Instructions to follow: From the listing below, extract every line containing "those".

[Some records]
*-*-*
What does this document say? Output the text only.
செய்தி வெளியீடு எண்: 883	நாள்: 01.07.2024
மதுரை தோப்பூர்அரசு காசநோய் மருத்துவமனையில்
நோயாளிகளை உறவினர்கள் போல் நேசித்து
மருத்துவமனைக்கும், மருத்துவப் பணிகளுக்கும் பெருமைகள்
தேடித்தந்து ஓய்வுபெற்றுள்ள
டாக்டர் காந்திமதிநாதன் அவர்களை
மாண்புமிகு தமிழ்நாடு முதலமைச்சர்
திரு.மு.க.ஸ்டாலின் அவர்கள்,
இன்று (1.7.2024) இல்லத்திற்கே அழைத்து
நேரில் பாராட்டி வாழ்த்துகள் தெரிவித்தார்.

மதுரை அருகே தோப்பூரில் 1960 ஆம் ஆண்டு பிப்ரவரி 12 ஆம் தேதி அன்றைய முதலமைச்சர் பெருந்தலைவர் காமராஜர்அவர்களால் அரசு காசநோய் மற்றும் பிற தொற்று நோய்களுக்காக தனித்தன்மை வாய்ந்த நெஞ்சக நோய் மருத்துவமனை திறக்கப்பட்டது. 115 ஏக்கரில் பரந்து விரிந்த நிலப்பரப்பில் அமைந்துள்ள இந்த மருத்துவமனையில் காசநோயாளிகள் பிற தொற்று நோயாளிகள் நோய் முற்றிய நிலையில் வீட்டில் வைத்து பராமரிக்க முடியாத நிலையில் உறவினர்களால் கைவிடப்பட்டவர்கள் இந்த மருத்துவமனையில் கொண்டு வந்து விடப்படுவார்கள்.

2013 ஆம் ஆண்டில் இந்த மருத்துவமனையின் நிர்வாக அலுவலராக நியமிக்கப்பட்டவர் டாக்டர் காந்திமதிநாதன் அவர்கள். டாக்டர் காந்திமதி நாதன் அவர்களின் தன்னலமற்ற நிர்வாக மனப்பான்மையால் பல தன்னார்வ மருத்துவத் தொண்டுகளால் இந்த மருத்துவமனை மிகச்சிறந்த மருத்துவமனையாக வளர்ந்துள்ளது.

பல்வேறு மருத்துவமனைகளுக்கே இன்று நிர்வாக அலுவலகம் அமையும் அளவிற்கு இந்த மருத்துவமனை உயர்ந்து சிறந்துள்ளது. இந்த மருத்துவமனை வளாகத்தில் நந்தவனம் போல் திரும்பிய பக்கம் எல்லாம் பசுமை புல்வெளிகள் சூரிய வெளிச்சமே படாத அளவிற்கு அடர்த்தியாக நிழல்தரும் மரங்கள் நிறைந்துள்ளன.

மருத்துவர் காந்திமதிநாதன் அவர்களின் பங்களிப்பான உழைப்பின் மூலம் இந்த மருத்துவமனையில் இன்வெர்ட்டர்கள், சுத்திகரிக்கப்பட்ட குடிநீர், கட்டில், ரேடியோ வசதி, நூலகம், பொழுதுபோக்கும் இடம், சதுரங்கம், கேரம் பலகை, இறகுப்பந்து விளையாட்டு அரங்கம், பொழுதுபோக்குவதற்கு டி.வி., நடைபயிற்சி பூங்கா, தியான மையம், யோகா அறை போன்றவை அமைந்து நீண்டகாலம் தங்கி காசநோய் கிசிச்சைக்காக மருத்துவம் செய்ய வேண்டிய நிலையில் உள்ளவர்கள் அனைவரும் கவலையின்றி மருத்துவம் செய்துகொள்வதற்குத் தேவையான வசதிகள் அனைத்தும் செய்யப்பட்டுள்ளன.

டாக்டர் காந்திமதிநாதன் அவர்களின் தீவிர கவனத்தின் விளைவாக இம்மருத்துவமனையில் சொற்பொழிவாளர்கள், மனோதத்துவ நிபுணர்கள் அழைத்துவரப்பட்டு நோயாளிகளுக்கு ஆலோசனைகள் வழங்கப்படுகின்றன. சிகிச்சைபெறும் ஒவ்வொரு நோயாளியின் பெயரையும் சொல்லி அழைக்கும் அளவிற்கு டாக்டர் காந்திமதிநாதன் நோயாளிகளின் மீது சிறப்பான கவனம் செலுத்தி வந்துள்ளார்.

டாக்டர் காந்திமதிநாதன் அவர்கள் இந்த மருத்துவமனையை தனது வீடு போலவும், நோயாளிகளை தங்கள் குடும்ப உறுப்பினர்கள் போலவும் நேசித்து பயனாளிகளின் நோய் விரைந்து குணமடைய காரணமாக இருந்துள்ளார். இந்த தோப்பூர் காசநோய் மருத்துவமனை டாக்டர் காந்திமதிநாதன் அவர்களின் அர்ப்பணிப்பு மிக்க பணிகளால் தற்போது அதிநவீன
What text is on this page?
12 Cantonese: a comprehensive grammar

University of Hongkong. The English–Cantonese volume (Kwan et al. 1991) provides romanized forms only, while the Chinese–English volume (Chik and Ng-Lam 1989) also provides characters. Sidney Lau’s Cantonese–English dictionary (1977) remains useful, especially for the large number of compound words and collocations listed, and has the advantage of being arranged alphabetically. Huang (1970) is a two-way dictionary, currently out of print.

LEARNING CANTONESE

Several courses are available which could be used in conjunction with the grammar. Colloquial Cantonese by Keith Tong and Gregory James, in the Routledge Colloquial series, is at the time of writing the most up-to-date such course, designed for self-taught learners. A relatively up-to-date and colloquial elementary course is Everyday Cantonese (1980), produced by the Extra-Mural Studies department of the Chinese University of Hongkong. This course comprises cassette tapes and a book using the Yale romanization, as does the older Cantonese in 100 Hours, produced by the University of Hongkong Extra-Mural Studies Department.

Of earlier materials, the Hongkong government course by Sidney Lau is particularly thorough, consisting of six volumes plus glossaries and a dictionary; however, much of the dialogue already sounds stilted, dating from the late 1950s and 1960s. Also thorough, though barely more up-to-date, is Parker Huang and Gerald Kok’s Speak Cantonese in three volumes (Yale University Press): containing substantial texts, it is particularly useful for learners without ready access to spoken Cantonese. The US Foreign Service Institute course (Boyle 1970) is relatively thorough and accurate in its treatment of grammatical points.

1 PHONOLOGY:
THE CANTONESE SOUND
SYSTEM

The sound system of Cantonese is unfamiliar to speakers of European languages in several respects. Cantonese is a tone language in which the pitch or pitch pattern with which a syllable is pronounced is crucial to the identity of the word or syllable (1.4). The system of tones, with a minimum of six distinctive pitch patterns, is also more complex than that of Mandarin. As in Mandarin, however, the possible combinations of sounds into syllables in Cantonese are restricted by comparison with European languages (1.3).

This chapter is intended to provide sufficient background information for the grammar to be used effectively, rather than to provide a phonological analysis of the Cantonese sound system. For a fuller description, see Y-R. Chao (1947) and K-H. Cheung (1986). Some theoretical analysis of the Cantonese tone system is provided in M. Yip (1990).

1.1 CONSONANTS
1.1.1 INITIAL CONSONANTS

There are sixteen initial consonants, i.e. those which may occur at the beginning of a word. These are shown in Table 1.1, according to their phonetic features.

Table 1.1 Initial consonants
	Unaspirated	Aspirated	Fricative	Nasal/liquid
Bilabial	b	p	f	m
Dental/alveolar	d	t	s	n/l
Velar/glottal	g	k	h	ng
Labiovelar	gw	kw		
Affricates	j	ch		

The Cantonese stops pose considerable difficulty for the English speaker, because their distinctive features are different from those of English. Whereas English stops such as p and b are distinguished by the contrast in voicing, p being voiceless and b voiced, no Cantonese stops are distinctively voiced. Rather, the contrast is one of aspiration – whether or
*-*-*
Reply:
There are sixteen initial consonants, i.e. those which may occur at the beginning of a word. These are shown in Table 1.1, according to their phonetic features.
The Cantonese stops pose considerable difficulty for the English speaker, because their distinctive features are different from those of English. Whereas English stops such as p and b are distinguished by the contrast in voicing, p being voiceless and b voiced, no Cantonese stops are distinctively voiced. Rather, the contrast is one of aspiration – whether or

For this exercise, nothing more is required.